Exercise: In the lines below, how many hold the word "Alıcı"? Answer only with the number.

--------------------------------

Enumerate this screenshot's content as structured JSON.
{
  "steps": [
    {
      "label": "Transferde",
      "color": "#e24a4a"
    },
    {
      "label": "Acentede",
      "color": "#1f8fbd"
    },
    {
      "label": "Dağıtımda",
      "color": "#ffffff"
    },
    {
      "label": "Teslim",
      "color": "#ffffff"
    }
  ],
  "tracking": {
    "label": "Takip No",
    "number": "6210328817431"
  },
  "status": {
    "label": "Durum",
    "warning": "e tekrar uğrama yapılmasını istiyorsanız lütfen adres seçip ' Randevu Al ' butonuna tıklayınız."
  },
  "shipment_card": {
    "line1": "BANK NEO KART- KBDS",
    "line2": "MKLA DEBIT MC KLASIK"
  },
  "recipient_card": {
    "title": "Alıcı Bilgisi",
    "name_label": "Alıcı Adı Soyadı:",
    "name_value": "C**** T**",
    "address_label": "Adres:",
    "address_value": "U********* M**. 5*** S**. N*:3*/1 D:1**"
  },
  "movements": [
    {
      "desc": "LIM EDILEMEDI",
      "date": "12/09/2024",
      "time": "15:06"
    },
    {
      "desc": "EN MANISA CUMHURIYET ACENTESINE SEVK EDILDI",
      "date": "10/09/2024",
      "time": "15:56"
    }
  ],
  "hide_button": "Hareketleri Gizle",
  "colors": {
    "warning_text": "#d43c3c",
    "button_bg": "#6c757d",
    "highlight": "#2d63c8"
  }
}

--------------------------------

Result for this task: 2